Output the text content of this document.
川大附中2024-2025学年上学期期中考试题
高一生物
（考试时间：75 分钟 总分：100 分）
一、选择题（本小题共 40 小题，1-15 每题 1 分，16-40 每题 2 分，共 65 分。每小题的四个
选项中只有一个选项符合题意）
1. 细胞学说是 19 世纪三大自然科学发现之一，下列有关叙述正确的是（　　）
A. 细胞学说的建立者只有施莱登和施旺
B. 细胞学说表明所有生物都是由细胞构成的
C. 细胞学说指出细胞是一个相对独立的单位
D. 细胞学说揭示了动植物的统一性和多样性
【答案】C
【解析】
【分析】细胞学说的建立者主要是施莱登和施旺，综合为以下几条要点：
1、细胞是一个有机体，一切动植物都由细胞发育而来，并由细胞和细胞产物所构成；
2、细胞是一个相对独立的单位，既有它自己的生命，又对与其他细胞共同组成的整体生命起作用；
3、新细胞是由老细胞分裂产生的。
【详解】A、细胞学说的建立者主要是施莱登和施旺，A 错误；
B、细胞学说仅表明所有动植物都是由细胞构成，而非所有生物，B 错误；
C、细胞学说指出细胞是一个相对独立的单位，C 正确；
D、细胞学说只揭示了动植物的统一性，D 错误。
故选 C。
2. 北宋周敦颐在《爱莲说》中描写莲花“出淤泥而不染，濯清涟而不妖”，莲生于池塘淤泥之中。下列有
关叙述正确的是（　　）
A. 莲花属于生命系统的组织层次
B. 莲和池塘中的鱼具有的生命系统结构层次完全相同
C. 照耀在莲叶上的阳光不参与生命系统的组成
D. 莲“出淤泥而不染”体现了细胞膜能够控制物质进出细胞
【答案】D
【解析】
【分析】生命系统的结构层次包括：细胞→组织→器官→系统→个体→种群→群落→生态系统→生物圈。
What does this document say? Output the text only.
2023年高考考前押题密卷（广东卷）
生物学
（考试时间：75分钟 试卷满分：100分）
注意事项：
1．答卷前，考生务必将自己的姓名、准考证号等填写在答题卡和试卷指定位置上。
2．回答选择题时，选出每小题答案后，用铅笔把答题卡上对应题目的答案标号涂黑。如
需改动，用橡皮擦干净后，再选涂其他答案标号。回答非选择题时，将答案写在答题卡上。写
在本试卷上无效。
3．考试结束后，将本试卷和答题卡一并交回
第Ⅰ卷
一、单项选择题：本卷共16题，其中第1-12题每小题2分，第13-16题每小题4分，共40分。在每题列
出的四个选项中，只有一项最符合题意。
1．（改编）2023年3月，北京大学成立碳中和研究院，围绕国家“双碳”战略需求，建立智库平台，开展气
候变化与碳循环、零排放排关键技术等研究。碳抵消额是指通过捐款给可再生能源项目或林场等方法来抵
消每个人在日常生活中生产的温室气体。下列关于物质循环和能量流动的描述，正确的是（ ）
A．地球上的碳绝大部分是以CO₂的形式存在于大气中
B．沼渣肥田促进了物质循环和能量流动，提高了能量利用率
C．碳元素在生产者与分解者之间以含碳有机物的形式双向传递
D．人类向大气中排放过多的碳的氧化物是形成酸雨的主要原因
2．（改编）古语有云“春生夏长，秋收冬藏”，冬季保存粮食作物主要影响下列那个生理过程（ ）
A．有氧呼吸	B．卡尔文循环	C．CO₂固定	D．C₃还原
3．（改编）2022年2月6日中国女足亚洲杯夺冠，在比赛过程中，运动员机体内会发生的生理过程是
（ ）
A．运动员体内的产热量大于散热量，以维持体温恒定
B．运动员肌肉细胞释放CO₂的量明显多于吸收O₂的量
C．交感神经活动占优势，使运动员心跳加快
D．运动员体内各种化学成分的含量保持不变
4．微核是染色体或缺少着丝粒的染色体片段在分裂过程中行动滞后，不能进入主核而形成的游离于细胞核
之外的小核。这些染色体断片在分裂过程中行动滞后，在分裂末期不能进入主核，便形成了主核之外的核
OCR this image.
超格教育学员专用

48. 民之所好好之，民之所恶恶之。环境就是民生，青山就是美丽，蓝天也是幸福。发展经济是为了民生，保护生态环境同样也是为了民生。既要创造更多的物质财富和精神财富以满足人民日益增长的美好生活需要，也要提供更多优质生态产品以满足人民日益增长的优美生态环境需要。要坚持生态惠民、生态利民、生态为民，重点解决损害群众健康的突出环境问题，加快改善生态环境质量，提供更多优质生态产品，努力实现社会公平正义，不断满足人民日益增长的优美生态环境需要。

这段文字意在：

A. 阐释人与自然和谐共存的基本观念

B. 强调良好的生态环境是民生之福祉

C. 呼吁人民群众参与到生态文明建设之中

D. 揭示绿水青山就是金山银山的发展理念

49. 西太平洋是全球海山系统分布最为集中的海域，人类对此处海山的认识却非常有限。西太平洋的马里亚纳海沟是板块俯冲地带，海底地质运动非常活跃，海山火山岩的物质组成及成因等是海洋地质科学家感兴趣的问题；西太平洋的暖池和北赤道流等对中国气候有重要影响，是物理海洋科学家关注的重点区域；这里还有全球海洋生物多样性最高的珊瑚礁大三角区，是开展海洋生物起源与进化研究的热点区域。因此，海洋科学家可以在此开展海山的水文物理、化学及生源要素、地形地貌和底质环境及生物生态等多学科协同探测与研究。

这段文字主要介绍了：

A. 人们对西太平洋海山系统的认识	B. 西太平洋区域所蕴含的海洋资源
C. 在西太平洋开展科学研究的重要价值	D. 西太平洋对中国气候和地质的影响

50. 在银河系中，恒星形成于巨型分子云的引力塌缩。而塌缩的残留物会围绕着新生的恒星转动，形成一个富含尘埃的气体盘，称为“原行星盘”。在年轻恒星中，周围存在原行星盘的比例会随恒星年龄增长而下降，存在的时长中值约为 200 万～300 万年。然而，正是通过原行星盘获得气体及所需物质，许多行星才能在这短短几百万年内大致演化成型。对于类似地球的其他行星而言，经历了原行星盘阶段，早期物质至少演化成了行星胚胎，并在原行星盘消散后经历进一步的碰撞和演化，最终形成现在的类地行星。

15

◆ ◆ ◆ ◆

:: Do this ::
Go back to the listing above and please repeat it exactly.

:: The solution ::
Output the text content of this document.
川大附中2024-2025学年上学期期中考试题
高一生物
（考试时间：75 分钟 总分：100 分）
一、选择题（本小题共 40 小题，1-15 每题 1 分，16-40 每题 2 分，共 65 分。每小题的四个
选项中只有一个选项符合题意）
1. 细胞学说是 19 世纪三大自然科学发现之一，下列有关叙述正确的是（　　）
A. 细胞学说的建立者只有施莱登和施旺
B. 细胞学说表明所有生物都是由细胞构成的
C. 细胞学说指出细胞是一个相对独立的单位
D. 细胞学说揭示了动植物的统一性和多样性
【答案】C
【解析】
【分析】细胞学说的建立者主要是施莱登和施旺，综合为以下几条要点：
1、细胞是一个有机体，一切动植物都由细胞发育而来，并由细胞和细胞产物所构成；
2、细胞是一个相对独立的单位，既有它自己的生命，又对与其他细胞共同组成的整体生命起作用；
3、新细胞是由老细胞分裂产生的。
【详解】A、细胞学说的建立者主要是施莱登和施旺，A 错误；
B、细胞学说仅表明所有动植物都是由细胞构成，而非所有生物，B 错误；
C、细胞学说指出细胞是一个相对独立的单位，C 正确；
D、细胞学说只揭示了动植物的统一性，D 错误。
故选 C。
2. 北宋周敦颐在《爱莲说》中描写莲花“出淤泥而不染，濯清涟而不妖”，莲生于池塘淤泥之中。下列有
关叙述正确的是（　　）
A. 莲花属于生命系统的组织层次
B. 莲和池塘中的鱼具有的生命系统结构层次完全相同
C. 照耀在莲叶上的阳光不参与生命系统的组成
D. 莲“出淤泥而不染”体现了细胞膜能够控制物质进出细胞
【答案】D
【解析】
【分析】生命系统的结构层次包括：细胞→组织→器官→系统→个体→种群→群落→生态系统→生物圈。
What does this document say? Output the text only.
2023年高考考前押题密卷（广东卷）
生物学
（考试时间：75分钟 试卷满分：100分）
注意事项：
1．答卷前，考生务必将自己的姓名、准考证号等填写在答题卡和试卷指定位置上。
2．回答选择题时，选出每小题答案后，用铅笔把答题卡上对应题目的答案标号涂黑。如
需改动，用橡皮擦干净后，再选涂其他答案标号。回答非选择题时，将答案写在答题卡上。写
在本试卷上无效。
3．考试结束后，将本试卷和答题卡一并交回
第Ⅰ卷
一、单项选择题：本卷共16题，其中第1-12题每小题2分，第13-16题每小题4分，共40分。在每题列
出的四个选项中，只有一项最符合题意。
1．（改编）2023年3月，北京大学成立碳中和研究院，围绕国家“双碳”战略需求，建立智库平台，开展气
候变化与碳循环、零排放排关键技术等研究。碳抵消额是指通过捐款给可再生能源项目或林场等方法来抵
消每个人在日常生活中生产的温室气体。下列关于物质循环和能量流动的描述，正确的是（ ）
A．地球上的碳绝大部分是以CO₂的形式存在于大气中
B．沼渣肥田促进了物质循环和能量流动，提高了能量利用率
C．碳元素在生产者与分解者之间以含碳有机物的形式双向传递
D．人类向大气中排放过多的碳的氧化物是形成酸雨的主要原因
2．（改编）古语有云“春生夏长，秋收冬藏”，冬季保存粮食作物主要影响下列那个生理过程（ ）
A．有氧呼吸	B．卡尔文循环	C．CO₂固定	D．C₃还原
3．（改编）2022年2月6日中国女足亚洲杯夺冠，在比赛过程中，运动员机体内会发生的生理过程是
（ ）
A．运动员体内的产热量大于散热量，以维持体温恒定
B．运动员肌肉细胞释放CO₂的量明显多于吸收O₂的量
C．交感神经活动占优势，使运动员心跳加快
D．运动员体内各种化学成分的含量保持不变
4．微核是染色体或缺少着丝粒的染色体片段在分裂过程中行动滞后，不能进入主核而形成的游离于细胞核
之外的小核。这些染色体断片在分裂过程中行动滞后，在分裂末期不能进入主核，便形成了主核之外的核
OCR this image.
超格教育学员专用

48. 民之所好好之，民之所恶恶之。环境就是民生，青山就是美丽，蓝天也是幸福。发展经济是为了民生，保护生态环境同样也是为了民生。既要创造更多的物质财富和精神财富以满足人民日益增长的美好生活需要，也要提供更多优质生态产品以满足人民日益增长的优美生态环境需要。要坚持生态惠民、生态利民、生态为民，重点解决损害群众健康的突出环境问题，加快改善生态环境质量，提供更多优质生态产品，努力实现社会公平正义，不断满足人民日益增长的优美生态环境需要。

这段文字意在：

A. 阐释人与自然和谐共存的基本观念

B. 强调良好的生态环境是民生之福祉

C. 呼吁人民群众参与到生态文明建设之中

D. 揭示绿水青山就是金山银山的发展理念

49. 西太平洋是全球海山系统分布最为集中的海域，人类对此处海山的认识却非常有限。西太平洋的马里亚纳海沟是板块俯冲地带，海底地质运动非常活跃，海山火山岩的物质组成及成因等是海洋地质科学家感兴趣的问题；西太平洋的暖池和北赤道流等对中国气候有重要影响，是物理海洋科学家关注的重点区域；这里还有全球海洋生物多样性最高的珊瑚礁大三角区，是开展海洋生物起源与进化研究的热点区域。因此，海洋科学家可以在此开展海山的水文物理、化学及生源要素、地形地貌和底质环境及生物生态等多学科协同探测与研究。

这段文字主要介绍了：

A. 人们对西太平洋海山系统的认识	B. 西太平洋区域所蕴含的海洋资源
C. 在西太平洋开展科学研究的重要价值	D. 西太平洋对中国气候和地质的影响

50. 在银河系中，恒星形成于巨型分子云的引力塌缩。而塌缩的残留物会围绕着新生的恒星转动，形成一个富含尘埃的气体盘，称为“原行星盘”。在年轻恒星中，周围存在原行星盘的比例会随恒星年龄增长而下降，存在的时长中值约为 200 万～300 万年。然而，正是通过原行星盘获得气体及所需物质，许多行星才能在这短短几百万年内大致演化成型。对于类似地球的其他行星而言，经历了原行星盘阶段，早期物质至少演化成了行星胚胎，并在原行星盘消散后经历进一步的碰撞和演化，最终形成现在的类地行星。

15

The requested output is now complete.